Written exercise 1: Copy out the item position entries from the line with "author-first-name[interactable]: Taras [124,225,151,237]" up to and including the line with "minutes ago [124,692,206,704]", with each line unchanged.

Quoted text:
_____

Diana, the official insisted, was never a "target" of the NSA's massive, worldwide electronic eavesdropping infrastructure. The NSA system sucks up millions of electronic signals from around the world every hour, but only "targeted" communications are actually analyzed and deciphered after a vast array of supercomputers sort them out on the basis of programmed search terms, such as "Saddam Hussein."
The Diana controversy is not the only, or the most serious, dispute in Europe that has raised the profile of the reclusive NSA.
The giant spy agency, Maryland's largest employer, has been the subject of intense controversy in Britain and across Europe since a report released in January by the European Parliament concluded that "within Europe, all e-mail, telephone and fax communications are routinely intercepted by the United States National Security Agency."
The report focused on a system called Echelon through which the NSA and its spy partners in Britain, Canada, New Zealand and Australia share communications intercepted from around the world and systematically divide the huge task of analyzing the "take."

_____

Written exercise 2: Rewrite the passage on the NSA from "Diana, the official" up to and including "the reclusive NSA.", swapping "eavesdropping" for "surveillance".

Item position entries
_____

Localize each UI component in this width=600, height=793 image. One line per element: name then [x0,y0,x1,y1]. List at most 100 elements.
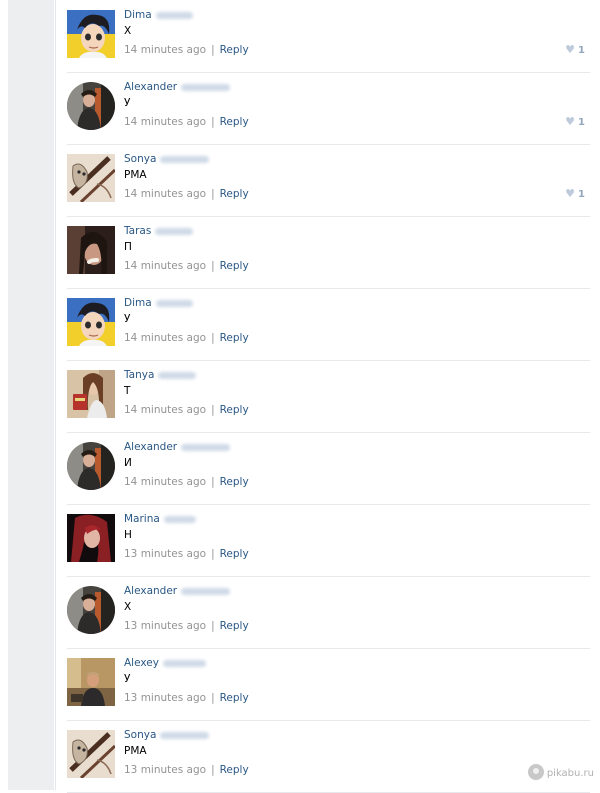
author-first-name[interactable]: Taras [124,225,151,237]
author-first-name[interactable]: Alexander [124,441,177,453]
reply-link[interactable]: Reply [220,764,249,776]
reply-link[interactable]: Reply [220,260,249,272]
watermark-text: pikabu.ru [546,768,594,779]
author-name[interactable]: Dima [124,8,194,22]
avatar[interactable] [67,442,115,490]
avatar[interactable] [67,730,115,778]
comment-text: Н [124,529,132,541]
author-first-name[interactable]: Alexander [124,81,177,93]
author-last-name-blurred [155,299,194,307]
comment-timestamp[interactable]: 14 minutes ago [124,188,206,200]
author-last-name-blurred [162,659,207,667]
author-name[interactable]: Sonya [124,728,209,742]
meta-separator: | [211,692,215,704]
avatar-image [67,154,115,202]
author-name[interactable]: Alexander [124,584,230,598]
comment-item: Alexander Х 13 minutes ago | Reply [56,577,596,649]
comment-meta: 14 minutes ago | Reply [124,403,249,417]
meta-separator: | [211,260,215,272]
author-name[interactable]: Alexander [124,440,230,454]
comment-text: РМА [124,169,147,181]
comment-meta: 14 minutes ago | Reply [124,43,249,57]
comment-item: Sonya РМА 13 minutes ago | Reply [56,721,596,793]
like-button[interactable]: ♥ 1 [565,188,585,201]
author-first-name[interactable]: Alexander [124,585,177,597]
heart-icon: ♥ [565,115,576,128]
author-first-name[interactable]: Alexey [124,657,159,669]
reply-link[interactable]: Reply [220,620,249,632]
author-first-name[interactable]: Sonya [124,729,156,741]
like-count: 1 [578,189,585,200]
comment-timestamp[interactable]: 14 minutes ago [124,44,206,56]
reply-link[interactable]: Reply [220,404,249,416]
avatar[interactable] [67,154,115,202]
comment-item: Marina Н 13 minutes ago | Reply [56,505,596,577]
comment-text: У [124,97,131,109]
comment-timestamp[interactable]: 14 minutes ago [124,404,206,416]
author-last-name-blurred [160,155,209,163]
author-last-name-blurred [163,515,197,523]
avatar-image [67,586,115,634]
meta-separator: | [211,476,215,488]
comment-meta: 13 minutes ago | Reply [124,763,249,777]
author-name[interactable]: Alexander [124,80,230,94]
reply-link[interactable]: Reply [220,188,249,200]
author-name[interactable]: Taras [124,224,194,238]
left-sidebar [0,0,55,790]
comment-timestamp[interactable]: 13 minutes ago [124,620,206,632]
avatar-image [67,514,115,562]
comment-timestamp[interactable]: 13 minutes ago [124,692,206,704]
reply-link[interactable]: Reply [220,332,249,344]
like-count: 1 [578,45,585,56]
author-name[interactable]: Marina [124,512,197,526]
like-button[interactable]: ♥ 1 [565,44,585,57]
reply-link[interactable]: Reply [220,44,249,56]
meta-separator: | [211,332,215,344]
avatar[interactable] [67,226,115,274]
like-button[interactable]: ♥ 1 [565,116,585,129]
author-first-name[interactable]: Tanya [124,369,154,381]
avatar[interactable] [67,298,115,346]
comment-text: И [124,457,132,469]
watermark: pikabu.ru [527,764,594,781]
avatar[interactable] [67,658,115,706]
author-first-name[interactable]: Sonya [124,153,156,165]
avatar[interactable] [67,10,115,58]
reply-link[interactable]: Reply [220,476,249,488]
comment-timestamp[interactable]: 14 minutes ago [124,476,206,488]
author-name[interactable]: Alexey [124,656,207,670]
comment-item: Alexey У 13 minutes ago | Reply [56,649,596,721]
comment-text: У [124,313,131,325]
sidebar-stripe [8,0,54,790]
reply-link[interactable]: Reply [220,548,249,560]
author-first-name[interactable]: Dima [124,297,152,309]
comment-timestamp[interactable]: 14 minutes ago [124,260,206,272]
author-first-name[interactable]: Dima [124,9,152,21]
author-last-name-blurred [155,227,194,235]
avatar[interactable] [67,514,115,562]
author-name[interactable]: Dima [124,296,194,310]
avatar[interactable] [67,370,115,418]
comment-timestamp[interactable]: 14 minutes ago [124,332,206,344]
reply-link[interactable]: Reply [220,692,249,704]
meta-separator: | [211,44,215,56]
comment-text: П [124,241,132,253]
author-last-name-blurred [181,443,230,451]
like-count: 1 [578,117,585,128]
comment-timestamp[interactable]: 13 minutes ago [124,548,206,560]
avatar[interactable] [67,82,115,130]
comment-meta: 14 minutes ago | Reply [124,259,249,273]
reply-link[interactable]: Reply [220,116,249,128]
comment-text: Х [124,25,132,37]
comments-list: Dima Х 14 minutes ago | Reply ♥ 1 Alexander У 14 … [55,0,596,793]
author-name[interactable]: Sonya [124,152,209,166]
comment-timestamp[interactable]: 14 minutes ago [124,116,206,128]
comment-text: РМА [124,745,147,757]
author-name[interactable]: Tanya [124,368,197,382]
author-last-name-blurred [155,11,194,19]
author-first-name[interactable]: Marina [124,513,160,525]
avatar[interactable] [67,586,115,634]
heart-icon: ♥ [565,43,576,56]
comment-item: Dima Х 14 minutes ago | Reply ♥ 1 [56,1,596,73]
comment-timestamp[interactable]: 13 minutes ago [124,764,206,776]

_____

Answer 1:
author-first-name[interactable]: Taras [124,225,151,237]
author-first-name[interactable]: Alexander [124,441,177,453]
reply-link[interactable]: Reply [220,764,249,776]
reply-link[interactable]: Reply [220,260,249,272]
watermark-text: pikabu.ru [546,768,594,779]
author-name[interactable]: Dima [124,8,194,22]
avatar[interactable] [67,442,115,490]
avatar[interactable] [67,730,115,778]
comment-text: Н [124,529,132,541]
author-first-name[interactable]: Alexander [124,81,177,93]
author-last-name-blurred [155,299,194,307]
comment-timestamp[interactable]: 14 minutes ago [124,188,206,200]
author-last-name-blurred [162,659,207,667]
author-name[interactable]: Sonya [124,728,209,742]
meta-separator: | [211,692,215,704]
avatar-image [67,154,115,202]
author-name[interactable]: Alexander [124,584,230,598]
comment-item: Alexander Х 13 minutes ago | Reply [56,577,596,649]
comment-meta: 14 minutes ago | Reply [124,403,249,417]
meta-separator: | [211,260,215,272]
author-name[interactable]: Alexander [124,440,230,454]
comment-text: РМА [124,169,147,181]
comment-meta: 14 minutes ago | Reply [124,43,249,57]
comment-item: Sonya РМА 13 minutes ago | Reply [56,721,596,793]
like-button[interactable]: ♥ 1 [565,188,585,201]
author-first-name[interactable]: Alexander [124,585,177,597]
heart-icon: ♥ [565,115,576,128]
author-first-name[interactable]: Alexey [124,657,159,669]
reply-link[interactable]: Reply [220,620,249,632]
author-first-name[interactable]: Sonya [124,729,156,741]
like-count: 1 [578,189,585,200]
comment-timestamp[interactable]: 14 minutes ago [124,44,206,56]
reply-link[interactable]: Reply [220,404,249,416]
avatar[interactable] [67,154,115,202]
comment-item: Marina Н 13 minutes ago | Reply [56,505,596,577]
comment-text: У [124,97,131,109]
comment-timestamp[interactable]: 14 minutes ago [124,404,206,416]
author-last-name-blurred [160,155,209,163]
author-last-name-blurred [163,515,197,523]
avatar-image [67,586,115,634]
meta-separator: | [211,476,215,488]
comment-meta: 13 minutes ago | Reply [124,763,249,777]
author-name[interactable]: Alexander [124,80,230,94]
reply-link[interactable]: Reply [220,188,249,200]
author-name[interactable]: Taras [124,224,194,238]
left-sidebar [0,0,55,790]
comment-timestamp[interactable]: 13 minutes ago [124,620,206,632]
avatar-image [67,514,115,562]
comment-timestamp[interactable]: 13 minutes ago [124,692,206,704]

Answer 2:
Diana, the official insisted, was never a "target" of the NSA's massive, worldwide electronic surveillance infrastructure. The NSA system sucks up millions of electronic signals from around the world every hour, but only "targeted" communications are actually analyzed and deciphered after a vast array of supercomputers sort them out on the basis of programmed search terms, such as "Saddam Hussein."
The Diana controversy is not the only, or the most serious, dispute in Europe that has raised the profile of the reclusive NSA.